PROBLEM STATEMENT ->
The answer is one number: how many lines hold the string "Bialskopodlaska".

INPUT DATA ->
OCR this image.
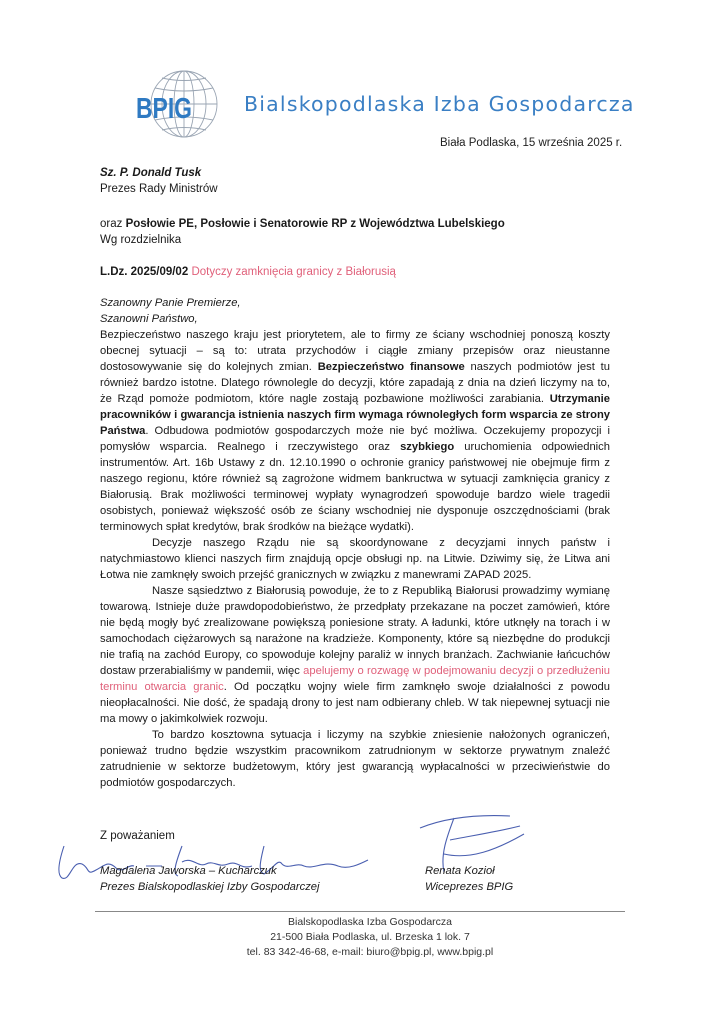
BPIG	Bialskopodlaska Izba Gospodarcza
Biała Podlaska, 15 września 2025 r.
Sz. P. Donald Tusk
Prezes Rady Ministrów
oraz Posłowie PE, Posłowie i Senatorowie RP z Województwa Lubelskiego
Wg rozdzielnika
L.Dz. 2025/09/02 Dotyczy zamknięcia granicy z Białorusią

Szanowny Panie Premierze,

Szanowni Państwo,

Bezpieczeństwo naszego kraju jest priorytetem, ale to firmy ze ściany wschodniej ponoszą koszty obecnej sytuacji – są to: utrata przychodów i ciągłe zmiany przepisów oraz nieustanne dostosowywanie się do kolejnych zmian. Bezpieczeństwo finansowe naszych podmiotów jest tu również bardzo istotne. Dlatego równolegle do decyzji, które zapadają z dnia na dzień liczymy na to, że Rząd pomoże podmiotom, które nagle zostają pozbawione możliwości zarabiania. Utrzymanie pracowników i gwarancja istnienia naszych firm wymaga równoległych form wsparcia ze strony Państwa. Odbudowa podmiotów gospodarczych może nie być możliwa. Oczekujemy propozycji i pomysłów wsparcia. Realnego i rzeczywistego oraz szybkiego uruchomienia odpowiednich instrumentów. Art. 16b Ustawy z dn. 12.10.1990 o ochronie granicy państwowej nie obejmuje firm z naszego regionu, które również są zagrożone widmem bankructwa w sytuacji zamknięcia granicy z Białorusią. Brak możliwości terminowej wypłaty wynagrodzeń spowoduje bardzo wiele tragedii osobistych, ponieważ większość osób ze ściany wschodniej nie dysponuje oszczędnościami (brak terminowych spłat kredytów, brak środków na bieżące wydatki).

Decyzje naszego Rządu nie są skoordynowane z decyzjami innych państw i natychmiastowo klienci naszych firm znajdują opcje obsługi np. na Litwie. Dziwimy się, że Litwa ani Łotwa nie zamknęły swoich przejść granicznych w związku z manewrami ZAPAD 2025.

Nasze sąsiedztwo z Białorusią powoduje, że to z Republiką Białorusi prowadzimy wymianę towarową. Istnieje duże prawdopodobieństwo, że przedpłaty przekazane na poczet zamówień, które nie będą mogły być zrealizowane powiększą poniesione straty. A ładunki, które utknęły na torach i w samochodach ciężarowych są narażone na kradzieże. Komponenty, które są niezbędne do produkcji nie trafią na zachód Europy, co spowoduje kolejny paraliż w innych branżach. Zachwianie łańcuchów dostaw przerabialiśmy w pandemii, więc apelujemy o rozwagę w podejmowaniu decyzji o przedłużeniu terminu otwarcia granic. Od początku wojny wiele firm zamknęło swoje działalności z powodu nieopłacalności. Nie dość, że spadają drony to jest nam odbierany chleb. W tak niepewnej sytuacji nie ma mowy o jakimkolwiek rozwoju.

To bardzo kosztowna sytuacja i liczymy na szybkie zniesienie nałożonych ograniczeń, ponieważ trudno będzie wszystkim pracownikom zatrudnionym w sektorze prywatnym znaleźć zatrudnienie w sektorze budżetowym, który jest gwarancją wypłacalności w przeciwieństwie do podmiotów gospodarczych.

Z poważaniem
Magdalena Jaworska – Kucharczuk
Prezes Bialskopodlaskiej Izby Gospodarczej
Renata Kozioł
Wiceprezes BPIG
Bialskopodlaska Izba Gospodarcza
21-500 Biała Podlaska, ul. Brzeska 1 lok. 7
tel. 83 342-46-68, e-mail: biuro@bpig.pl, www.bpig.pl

EXPECTED ANSWER ->
2